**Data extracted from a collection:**
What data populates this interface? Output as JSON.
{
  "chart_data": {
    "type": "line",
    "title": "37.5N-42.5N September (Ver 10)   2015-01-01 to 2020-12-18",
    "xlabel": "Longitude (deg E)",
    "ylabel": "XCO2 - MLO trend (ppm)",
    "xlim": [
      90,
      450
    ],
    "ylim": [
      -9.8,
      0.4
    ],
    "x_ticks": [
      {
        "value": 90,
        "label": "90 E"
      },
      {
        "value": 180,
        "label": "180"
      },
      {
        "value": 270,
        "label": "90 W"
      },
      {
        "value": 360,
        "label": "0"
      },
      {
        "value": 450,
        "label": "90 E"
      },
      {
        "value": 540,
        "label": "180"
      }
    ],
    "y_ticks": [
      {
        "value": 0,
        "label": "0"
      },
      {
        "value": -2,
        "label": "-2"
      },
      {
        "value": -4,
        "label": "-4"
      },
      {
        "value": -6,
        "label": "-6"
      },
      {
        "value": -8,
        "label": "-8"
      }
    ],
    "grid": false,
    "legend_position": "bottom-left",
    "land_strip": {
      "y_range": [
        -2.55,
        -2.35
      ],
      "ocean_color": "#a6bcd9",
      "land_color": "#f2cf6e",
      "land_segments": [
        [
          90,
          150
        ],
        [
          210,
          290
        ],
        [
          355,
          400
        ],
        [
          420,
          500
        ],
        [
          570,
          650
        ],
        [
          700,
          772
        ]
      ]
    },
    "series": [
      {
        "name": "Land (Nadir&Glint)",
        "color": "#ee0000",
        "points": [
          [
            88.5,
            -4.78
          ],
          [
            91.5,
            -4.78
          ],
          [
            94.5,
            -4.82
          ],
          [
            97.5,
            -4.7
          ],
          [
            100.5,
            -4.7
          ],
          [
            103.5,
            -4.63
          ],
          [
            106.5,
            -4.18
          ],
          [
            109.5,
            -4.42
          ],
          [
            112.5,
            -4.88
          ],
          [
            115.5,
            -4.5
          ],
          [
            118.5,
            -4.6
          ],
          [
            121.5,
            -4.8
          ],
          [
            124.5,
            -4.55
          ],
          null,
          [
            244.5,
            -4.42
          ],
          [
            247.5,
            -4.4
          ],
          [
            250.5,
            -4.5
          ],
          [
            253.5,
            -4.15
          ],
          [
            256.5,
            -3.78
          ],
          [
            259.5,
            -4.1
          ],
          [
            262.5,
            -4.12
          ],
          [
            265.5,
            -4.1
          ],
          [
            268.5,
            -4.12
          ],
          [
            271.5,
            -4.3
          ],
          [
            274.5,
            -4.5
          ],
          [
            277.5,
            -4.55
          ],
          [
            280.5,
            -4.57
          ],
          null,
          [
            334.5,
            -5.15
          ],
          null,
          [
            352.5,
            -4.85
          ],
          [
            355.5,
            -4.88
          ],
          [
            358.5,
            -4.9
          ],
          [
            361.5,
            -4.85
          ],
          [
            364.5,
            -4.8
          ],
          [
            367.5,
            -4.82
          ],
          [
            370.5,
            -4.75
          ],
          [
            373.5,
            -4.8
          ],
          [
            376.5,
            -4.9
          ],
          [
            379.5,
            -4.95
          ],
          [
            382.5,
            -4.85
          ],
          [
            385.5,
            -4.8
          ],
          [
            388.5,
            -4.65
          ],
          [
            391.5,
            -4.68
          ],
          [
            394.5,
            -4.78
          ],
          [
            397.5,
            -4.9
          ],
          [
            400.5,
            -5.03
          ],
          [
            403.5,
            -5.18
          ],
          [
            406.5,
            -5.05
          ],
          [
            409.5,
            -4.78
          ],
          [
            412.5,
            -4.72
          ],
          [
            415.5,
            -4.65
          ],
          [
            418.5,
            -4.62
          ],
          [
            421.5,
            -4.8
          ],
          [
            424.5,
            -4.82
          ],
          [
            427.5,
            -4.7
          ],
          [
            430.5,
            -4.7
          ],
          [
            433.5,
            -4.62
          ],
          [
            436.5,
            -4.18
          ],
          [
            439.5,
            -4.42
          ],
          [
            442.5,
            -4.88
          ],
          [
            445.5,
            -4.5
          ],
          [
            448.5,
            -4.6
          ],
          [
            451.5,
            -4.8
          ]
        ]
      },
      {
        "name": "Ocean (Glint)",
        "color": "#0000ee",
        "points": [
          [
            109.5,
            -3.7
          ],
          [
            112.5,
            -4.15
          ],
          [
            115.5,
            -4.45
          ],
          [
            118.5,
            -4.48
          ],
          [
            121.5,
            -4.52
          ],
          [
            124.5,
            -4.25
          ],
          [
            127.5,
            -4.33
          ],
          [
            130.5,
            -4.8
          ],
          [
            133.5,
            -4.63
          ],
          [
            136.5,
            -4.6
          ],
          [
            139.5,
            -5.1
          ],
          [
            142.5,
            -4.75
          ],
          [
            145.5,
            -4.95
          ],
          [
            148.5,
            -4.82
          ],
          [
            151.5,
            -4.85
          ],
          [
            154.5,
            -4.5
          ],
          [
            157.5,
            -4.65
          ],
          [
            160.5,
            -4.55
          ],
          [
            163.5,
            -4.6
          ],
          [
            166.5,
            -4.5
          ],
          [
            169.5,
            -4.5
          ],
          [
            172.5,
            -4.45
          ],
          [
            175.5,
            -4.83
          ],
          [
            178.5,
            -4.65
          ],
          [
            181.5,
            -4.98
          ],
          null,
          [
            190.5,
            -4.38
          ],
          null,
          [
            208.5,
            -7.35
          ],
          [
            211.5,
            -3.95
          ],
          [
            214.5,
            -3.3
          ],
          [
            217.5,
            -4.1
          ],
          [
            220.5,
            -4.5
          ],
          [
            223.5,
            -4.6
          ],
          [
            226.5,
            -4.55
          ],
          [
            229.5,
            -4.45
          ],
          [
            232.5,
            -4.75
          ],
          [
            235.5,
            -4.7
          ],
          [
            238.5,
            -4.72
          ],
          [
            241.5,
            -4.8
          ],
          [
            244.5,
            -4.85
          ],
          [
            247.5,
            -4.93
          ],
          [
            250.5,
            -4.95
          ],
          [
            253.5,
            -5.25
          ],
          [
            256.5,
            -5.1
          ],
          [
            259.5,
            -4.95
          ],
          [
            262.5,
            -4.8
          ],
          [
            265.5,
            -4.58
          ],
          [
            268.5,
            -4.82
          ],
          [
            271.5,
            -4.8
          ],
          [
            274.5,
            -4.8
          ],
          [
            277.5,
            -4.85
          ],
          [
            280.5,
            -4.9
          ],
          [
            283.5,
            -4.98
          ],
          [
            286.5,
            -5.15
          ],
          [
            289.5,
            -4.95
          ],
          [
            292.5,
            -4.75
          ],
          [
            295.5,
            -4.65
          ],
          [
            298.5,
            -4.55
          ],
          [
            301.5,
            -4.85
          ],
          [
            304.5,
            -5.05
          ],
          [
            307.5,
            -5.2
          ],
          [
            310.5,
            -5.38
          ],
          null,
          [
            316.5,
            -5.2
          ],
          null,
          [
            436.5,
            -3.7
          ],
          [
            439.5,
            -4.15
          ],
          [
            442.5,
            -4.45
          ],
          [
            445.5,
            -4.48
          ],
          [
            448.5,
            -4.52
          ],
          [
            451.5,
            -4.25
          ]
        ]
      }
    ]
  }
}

**Problem requirements:** Every record shown above must be echoed exactly.

**Task answer:**
What data populates this interface? Output as JSON.
{
  "chart_data": {
    "type": "line",
    "title": "37.5N-42.5N September (Ver 10)   2015-01-01 to 2020-12-18",
    "xlabel": "Longitude (deg E)",
    "ylabel": "XCO2 - MLO trend (ppm)",
    "xlim": [
      90,
      450
    ],
    "ylim": [
      -9.8,
      0.4
    ],
    "x_ticks": [
      {
        "value": 90,
        "label": "90 E"
      },
      {
        "value": 180,
        "label": "180"
      },
      {
        "value": 270,
        "label": "90 W"
      },
      {
        "value": 360,
        "label": "0"
      },
      {
        "value": 450,
        "label": "90 E"
      },
      {
        "value": 540,
        "label": "180"
      }
    ],
    "y_ticks": [
      {
        "value": 0,
        "label": "0"
      },
      {
        "value": -2,
        "label": "-2"
      },
      {
        "value": -4,
        "label": "-4"
      },
      {
        "value": -6,
        "label": "-6"
      },
      {
        "value": -8,
        "label": "-8"
      }
    ],
    "grid": false,
    "legend_position": "bottom-left",
    "land_strip": {
      "y_range": [
        -2.55,
        -2.35
      ],
      "ocean_color": "#a6bcd9",
      "land_color": "#f2cf6e",
      "land_segments": [
        [
          90,
          150
        ],
        [
          210,
          290
        ],
        [
          355,
          400
        ],
        [
          420,
          500
        ],
        [
          570,
          650
        ],
        [
          700,
          772
        ]
      ]
    },
    "series": [
      {
        "name": "Land (Nadir&Glint)",
        "color": "#ee0000",
        "points": [
          [
            88.5,
            -4.78
          ],
          [
            91.5,
            -4.78
          ],
          [
            94.5,
            -4.82
          ],
          [
            97.5,
            -4.7
          ],
          [
            100.5,
            -4.7
          ],
          [
            103.5,
            -4.63
          ],
          [
            106.5,
            -4.18
          ],
          [
            109.5,
            -4.42
          ],
          [
            112.5,
            -4.88
          ],
          [
            115.5,
            -4.5
          ],
          [
            118.5,
            -4.6
          ],
          [
            121.5,
            -4.8
          ],
          [
            124.5,
            -4.55
          ],
          null,
          [
            244.5,
            -4.42
          ],
          [
            247.5,
            -4.4
          ],
          [
            250.5,
            -4.5
          ],
          [
            253.5,
            -4.15
          ],
          [
            256.5,
            -3.78
          ],
          [
            259.5,
            -4.1
          ],
          [
            262.5,
            -4.12
          ],
          [
            265.5,
            -4.1
          ],
          [
            268.5,
            -4.12
          ],
          [
            271.5,
            -4.3
          ],
          [
            274.5,
            -4.5
          ],
          [
            277.5,
            -4.55
          ],
          [
            280.5,
            -4.57
          ],
          null,
          [
            334.5,
            -5.15
          ],
          null,
          [
            352.5,
            -4.85
          ],
          [
            355.5,
            -4.88
          ],
          [
            358.5,
            -4.9
          ],
          [
            361.5,
            -4.85
          ],
          [
            364.5,
            -4.8
          ],
          [
            367.5,
            -4.82
          ],
          [
            370.5,
            -4.75
          ],
          [
            373.5,
            -4.8
          ],
          [
            376.5,
            -4.9
          ],
          [
            379.5,
            -4.95
          ],
          [
            382.5,
            -4.85
          ],
          [
            385.5,
            -4.8
          ],
          [
            388.5,
            -4.65
          ],
          [
            391.5,
            -4.68
          ],
          [
            394.5,
            -4.78
          ],
          [
            397.5,
            -4.9
          ],
          [
            400.5,
            -5.03
          ],
          [
            403.5,
            -5.18
          ],
          [
            406.5,
            -5.05
          ],
          [
            409.5,
            -4.78
          ],
          [
            412.5,
            -4.72
          ],
          [
            415.5,
            -4.65
          ],
          [
            418.5,
            -4.62
          ],
          [
            421.5,
            -4.8
          ],
          [
            424.5,
            -4.82
          ],
          [
            427.5,
            -4.7
          ],
          [
            430.5,
            -4.7
          ],
          [
            433.5,
            -4.62
          ],
          [
            436.5,
            -4.18
          ],
          [
            439.5,
            -4.42
          ],
          [
            442.5,
            -4.88
          ],
          [
            445.5,
            -4.5
          ],
          [
            448.5,
            -4.6
          ],
          [
            451.5,
            -4.8
          ]
        ]
      },
      {
        "name": "Ocean (Glint)",
        "color": "#0000ee",
        "points": [
          [
            109.5,
            -3.7
          ],
          [
            112.5,
            -4.15
          ],
          [
            115.5,
            -4.45
          ],
          [
            118.5,
            -4.48
          ],
          [
            121.5,
            -4.52
          ],
          [
            124.5,
            -4.25
          ],
          [
            127.5,
            -4.33
          ],
          [
            130.5,
            -4.8
          ],
          [
            133.5,
            -4.63
          ],
          [
            136.5,
            -4.6
          ],
          [
            139.5,
            -5.1
          ],
          [
            142.5,
            -4.75
          ],
          [
            145.5,
            -4.95
          ],
          [
            148.5,
            -4.82
          ],
          [
            151.5,
            -4.85
          ],
          [
            154.5,
            -4.5
          ],
          [
            157.5,
            -4.65
          ],
          [
            160.5,
            -4.55
          ],
          [
            163.5,
            -4.6
          ],
          [
            166.5,
            -4.5
          ],
          [
            169.5,
            -4.5
          ],
          [
            172.5,
            -4.45
          ],
          [
            175.5,
            -4.83
          ],
          [
            178.5,
            -4.65
          ],
          [
            181.5,
            -4.98
          ],
          null,
          [
            190.5,
            -4.38
          ],
          null,
          [
            208.5,
            -7.35
          ],
          [
            211.5,
            -3.95
          ],
          [
            214.5,
            -3.3
          ],
          [
            217.5,
            -4.1
          ],
          [
            220.5,
            -4.5
          ],
          [
            223.5,
            -4.6
          ],
          [
            226.5,
            -4.55
          ],
          [
            229.5,
            -4.45
          ],
          [
            232.5,
            -4.75
          ],
          [
            235.5,
            -4.7
          ],
          [
            238.5,
            -4.72
          ],
          [
            241.5,
            -4.8
          ],
          [
            244.5,
            -4.85
          ],
          [
            247.5,
            -4.93
          ],
          [
            250.5,
            -4.95
          ],
          [
            253.5,
            -5.25
          ],
          [
            256.5,
            -5.1
          ],
          [
            259.5,
            -4.95
          ],
          [
            262.5,
            -4.8
          ],
          [
            265.5,
            -4.58
          ],
          [
            268.5,
            -4.82
          ],
          [
            271.5,
            -4.8
          ],
          [
            274.5,
            -4.8
          ],
          [
            277.5,
            -4.85
          ],
          [
            280.5,
            -4.9
          ],
          [
            283.5,
            -4.98
          ],
          [
            286.5,
            -5.15
          ],
          [
            289.5,
            -4.95
          ],
          [
            292.5,
            -4.75
          ],
          [
            295.5,
            -4.65
          ],
          [
            298.5,
            -4.55
          ],
          [
            301.5,
            -4.85
          ],
          [
            304.5,
            -5.05
          ],
          [
            307.5,
            -5.2
          ],
          [
            310.5,
            -5.38
          ],
          null,
          [
            316.5,
            -5.2
          ],
          null,
          [
            436.5,
            -3.7
          ],
          [
            439.5,
            -4.15
          ],
          [
            442.5,
            -4.45
          ],
          [
            445.5,
            -4.48
          ],
          [
            448.5,
            -4.52
          ],
          [
            451.5,
            -4.25
          ]
        ]
      }
    ]
  }
}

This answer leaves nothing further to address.